Цитируемый текст
━━━━━━━━━━━━━━━━━━━━━━━━━━━━━━

Читаем Исторические очерки состояния Византийско–восточной церкви от конца XI до середины XV века От начала Крестовых походов до падения Константинополя в 1 полностью

Едва успел Иоанн Созопольский покинуть патриаршую кафедру, как ее вторично занял Афанасий (1304—1311), бывший архипастырем столицы перед Иоанном. Император Андроник Старший еще в правление Церковью Иоанна пришел к мысли о восстановлении Афанасия на патриаршестве. Такое намерение императора не может не казаться странным: разве первое патриаршество Афанасия удовлетворило Церковь и общество византийское? Для объяснения намерения императора историк рассказывает длинную историю о том, как Афанасий будто бы предрек землетрясение в Константинополе, как это пророчество исполнилось, как все это подействовало на Андроника и побудило его решиться призвать Афанасия снова на патриаршество.

[596] Мы, конечно, должны были бы удовлетвориться таким объяснением странного факта — вторичного призвания Афанасия к управлению Церковью, если бы захотели удовлетвориться всяким объяснением, не претендуя на его серьезность и убедительность. Но, кажется, вышеуказанным объяснением удовлетвориться нельзя. Даже во времена Андроника и Афанасия не все в Византии верили тому, что будто пророчество Афанасия о землетрясении побудило царя призвать снова Афанасия к кормилу церковному. Григора пишет: «Почти все архиереи и священники, все клирики, можно сказать, все чиновники вспомнили суровость патриарха (когда распространилась молва о желании царя поставить Афанасия опять патриархом), какой он некогда отличался. Поэтому не поверили речам царя о землетрясении и пророчестве Афанасия и ворчали про себя, что это выдумка царя, который, желая снова посадить его на патриаршество и вместе оправдать свое расположение к нему, пустил о нем такой ложный слух»·[597]
Нам думается, что подобные скептики были ближе к истине, чем тогдашние историки, рассказывающие о пророчестве Афанасия и значении этого пророчества в судьбах рассматриваемого архипастыря. Мы не решаемся утверждать, что Андроник выдумал факт пророчества Афанасиева, но полагаем, что царь воспользовался хоть и действительным, но не имевшим значения фактом пророчества как поводом к восстановлению Афанасия. Очень возможно, не будь у Андроника желания восстановить Афанасия, он не обратил бы внимания на пророчество; если же теперь он обращает внимание на него, то это доказывает, что царь и раньше склонен был возвратить Афанасия и потому воспользовался теперь первым представившимся предлогом к осуществлению своего намерения. Остается, однако, вопрос, и притом не легкий: что заставило царя призвать к власти Афанасия, который раньше уже довольно показал себя неспособным к плодотворному властвованию? На это могли быть разные причины: во–первых, патриарх Афанасий и император никогда не имели личных столкновений: можно утверждать, что они друг друга уважали, чего нельзя сказать об отношениях императора и только что низвергнутого Иоанна Созопольского; вовторых, император мог предполагать, что наученный опытом первого патриаршества, Афанасий при вторичном восшествии на патриаршую кафедру будет благоразумнее и мягче; в–третьих, почему не предположить, что и самое первое патриаршество Афанасия было не так жестоко и сурово, как оно изображено Пахимером: сохранившиеся до нас письма Афанасия не дают права всегда и за все порицать Афанасия, как делает тот же Пахимер. Такими и подобными причинами можно объяснить себе факт вторичного призвания Афанасия на патриаршую кафедру. Но если Андроник возлагал надежды на Афанасия, призывая его снова на патриаршество, то эти надежды не осуществились. Так, по крайней мере, утверждают историки того времени. Уже с самого начала второго патриаршества Афанасия ясно обнаружилось, что у него много врагов и сладить с ними не представлялось возможности. Григора очень определенно говорит, что вступление Афанасия снова в управление смутило многих: многие «вспомнили его суровость, какой он некогда отличался. Это обстоятельство немало смутило почти всех (?) архиереев и священников, всех настоятелей монастырей и всех клириков и всех (?) вообще состоявших на общественных Должностях».[598] О таком отношении разных классов общества к Афанасию, по словам Пахимера, знал и сам царь.

━━━━━━━━━━━━━━━━━━━━━━━━━━━━━━

Задание
Перечислите все причины, которыми текст о втором патриаршестве Афанасия объясняет решение императора вновь призвать Афанасия на патриаршую кафедру. Дальше идёт отдельный материал, с этим текстом не связанный.

━━━━━━━━━━━━━━━━━━━━━━━━━━━━━━

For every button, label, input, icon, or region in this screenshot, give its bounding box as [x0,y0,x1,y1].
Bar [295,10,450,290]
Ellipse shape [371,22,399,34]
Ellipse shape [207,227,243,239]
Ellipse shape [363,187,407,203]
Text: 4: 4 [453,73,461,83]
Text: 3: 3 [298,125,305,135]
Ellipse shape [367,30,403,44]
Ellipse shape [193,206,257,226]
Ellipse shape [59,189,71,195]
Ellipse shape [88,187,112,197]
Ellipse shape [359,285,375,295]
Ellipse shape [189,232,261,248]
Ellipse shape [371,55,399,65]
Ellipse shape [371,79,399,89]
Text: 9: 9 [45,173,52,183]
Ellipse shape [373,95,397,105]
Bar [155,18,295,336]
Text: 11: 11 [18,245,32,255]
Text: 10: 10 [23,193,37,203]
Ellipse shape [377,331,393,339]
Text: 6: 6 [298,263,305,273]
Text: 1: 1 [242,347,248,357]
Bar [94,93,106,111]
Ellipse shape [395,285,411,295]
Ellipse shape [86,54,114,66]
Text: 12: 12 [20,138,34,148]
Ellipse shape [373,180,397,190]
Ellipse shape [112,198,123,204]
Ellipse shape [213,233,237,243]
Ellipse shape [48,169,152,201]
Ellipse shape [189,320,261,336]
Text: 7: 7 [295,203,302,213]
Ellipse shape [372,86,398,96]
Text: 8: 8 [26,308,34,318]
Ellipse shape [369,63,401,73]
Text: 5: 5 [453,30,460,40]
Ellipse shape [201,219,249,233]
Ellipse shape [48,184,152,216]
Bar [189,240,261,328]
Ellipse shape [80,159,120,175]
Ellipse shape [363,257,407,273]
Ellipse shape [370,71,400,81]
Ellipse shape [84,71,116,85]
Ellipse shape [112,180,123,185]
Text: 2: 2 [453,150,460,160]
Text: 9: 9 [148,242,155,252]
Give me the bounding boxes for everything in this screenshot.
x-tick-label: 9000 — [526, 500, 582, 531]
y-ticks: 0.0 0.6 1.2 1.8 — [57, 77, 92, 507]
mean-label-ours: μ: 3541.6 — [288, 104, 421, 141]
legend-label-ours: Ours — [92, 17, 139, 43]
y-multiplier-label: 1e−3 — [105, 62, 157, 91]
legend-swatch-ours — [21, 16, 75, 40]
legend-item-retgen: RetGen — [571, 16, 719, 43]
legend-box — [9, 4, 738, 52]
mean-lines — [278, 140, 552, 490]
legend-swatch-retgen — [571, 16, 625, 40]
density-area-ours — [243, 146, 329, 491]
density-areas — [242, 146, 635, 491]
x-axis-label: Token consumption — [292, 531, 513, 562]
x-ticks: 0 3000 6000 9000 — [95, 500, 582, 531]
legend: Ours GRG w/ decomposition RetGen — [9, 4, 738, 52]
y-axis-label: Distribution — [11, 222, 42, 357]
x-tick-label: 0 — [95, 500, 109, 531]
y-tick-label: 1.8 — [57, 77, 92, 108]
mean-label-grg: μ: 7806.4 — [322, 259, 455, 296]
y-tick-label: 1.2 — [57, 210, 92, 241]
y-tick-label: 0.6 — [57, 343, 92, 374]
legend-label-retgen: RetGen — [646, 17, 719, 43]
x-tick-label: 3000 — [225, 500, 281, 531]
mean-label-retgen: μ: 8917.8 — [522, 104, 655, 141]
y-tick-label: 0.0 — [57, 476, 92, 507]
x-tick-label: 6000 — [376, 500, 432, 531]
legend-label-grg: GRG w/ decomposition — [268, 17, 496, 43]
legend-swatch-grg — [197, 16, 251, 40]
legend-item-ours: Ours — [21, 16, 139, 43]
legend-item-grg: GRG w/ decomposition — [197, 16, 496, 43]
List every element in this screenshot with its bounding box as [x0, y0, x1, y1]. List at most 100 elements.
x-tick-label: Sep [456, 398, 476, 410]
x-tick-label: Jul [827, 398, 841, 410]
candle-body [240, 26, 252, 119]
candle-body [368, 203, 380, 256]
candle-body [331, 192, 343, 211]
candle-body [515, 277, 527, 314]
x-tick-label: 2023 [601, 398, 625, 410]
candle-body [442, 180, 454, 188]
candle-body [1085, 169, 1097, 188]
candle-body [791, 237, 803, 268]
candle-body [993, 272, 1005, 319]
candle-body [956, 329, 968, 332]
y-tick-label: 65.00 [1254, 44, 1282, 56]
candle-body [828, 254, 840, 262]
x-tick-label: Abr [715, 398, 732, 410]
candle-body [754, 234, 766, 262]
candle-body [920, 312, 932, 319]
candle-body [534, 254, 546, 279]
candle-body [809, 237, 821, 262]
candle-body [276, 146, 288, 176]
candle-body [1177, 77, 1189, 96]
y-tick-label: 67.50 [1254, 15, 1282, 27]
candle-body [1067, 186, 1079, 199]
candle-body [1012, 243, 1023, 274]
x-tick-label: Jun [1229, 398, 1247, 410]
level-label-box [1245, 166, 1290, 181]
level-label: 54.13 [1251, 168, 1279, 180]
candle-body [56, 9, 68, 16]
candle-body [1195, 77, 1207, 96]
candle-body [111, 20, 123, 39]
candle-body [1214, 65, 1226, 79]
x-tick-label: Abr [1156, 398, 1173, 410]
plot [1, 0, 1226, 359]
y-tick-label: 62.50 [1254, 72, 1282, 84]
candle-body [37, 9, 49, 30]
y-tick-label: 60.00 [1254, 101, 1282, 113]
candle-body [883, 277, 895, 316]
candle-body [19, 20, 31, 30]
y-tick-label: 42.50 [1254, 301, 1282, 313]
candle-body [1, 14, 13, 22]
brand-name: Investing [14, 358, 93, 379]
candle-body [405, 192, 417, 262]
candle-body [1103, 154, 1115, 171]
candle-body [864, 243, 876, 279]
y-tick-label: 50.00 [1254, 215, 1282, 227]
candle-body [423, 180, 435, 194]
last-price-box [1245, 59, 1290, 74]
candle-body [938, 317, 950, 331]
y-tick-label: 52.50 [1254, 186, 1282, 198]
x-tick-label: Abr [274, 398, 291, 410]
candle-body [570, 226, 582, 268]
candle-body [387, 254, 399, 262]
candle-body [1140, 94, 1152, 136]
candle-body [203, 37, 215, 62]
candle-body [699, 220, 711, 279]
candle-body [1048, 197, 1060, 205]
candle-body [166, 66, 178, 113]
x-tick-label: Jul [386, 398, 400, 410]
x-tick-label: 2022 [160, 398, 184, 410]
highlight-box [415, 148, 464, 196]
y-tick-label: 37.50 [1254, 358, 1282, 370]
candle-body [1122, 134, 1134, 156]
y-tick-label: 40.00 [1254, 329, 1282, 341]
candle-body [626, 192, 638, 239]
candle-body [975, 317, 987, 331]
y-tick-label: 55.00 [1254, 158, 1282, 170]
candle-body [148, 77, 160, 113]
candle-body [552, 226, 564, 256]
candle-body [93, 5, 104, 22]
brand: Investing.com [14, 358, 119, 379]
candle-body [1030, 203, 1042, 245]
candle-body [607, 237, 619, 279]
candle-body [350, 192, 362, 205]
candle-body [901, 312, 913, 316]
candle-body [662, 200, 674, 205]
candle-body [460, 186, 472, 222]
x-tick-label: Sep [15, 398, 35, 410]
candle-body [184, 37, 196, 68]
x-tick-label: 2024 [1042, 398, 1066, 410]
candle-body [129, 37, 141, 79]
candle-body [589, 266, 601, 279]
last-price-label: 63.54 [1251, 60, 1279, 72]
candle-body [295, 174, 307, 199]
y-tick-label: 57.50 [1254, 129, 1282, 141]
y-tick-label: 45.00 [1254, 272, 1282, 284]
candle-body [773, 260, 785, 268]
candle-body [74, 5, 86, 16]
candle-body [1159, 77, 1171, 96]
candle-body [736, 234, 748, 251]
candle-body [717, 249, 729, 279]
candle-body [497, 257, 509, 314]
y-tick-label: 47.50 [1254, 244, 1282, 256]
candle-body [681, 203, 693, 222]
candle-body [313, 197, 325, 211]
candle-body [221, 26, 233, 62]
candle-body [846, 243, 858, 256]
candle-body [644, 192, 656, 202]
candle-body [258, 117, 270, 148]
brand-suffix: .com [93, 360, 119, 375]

━━━━━━━━━━━━━━━━━━━━━━━━━━━━━━

Ответ
1. Патриарх Афанасий и император никогда не имели личных столкновений и, по-видимому, уважали друг друга.
2. Император мог предполагать, что Афанасий, наученный опытом первого патриаршества, при вторичном восшествии на кафедру будет благоразумнее и мягче.
3. Первое патриаршество Афанасия, возможно, было не так жестоко и сурово, как его изобразил Пахимер: сохранившиеся письма Афанасия не дают права всегда и за всё его порицать.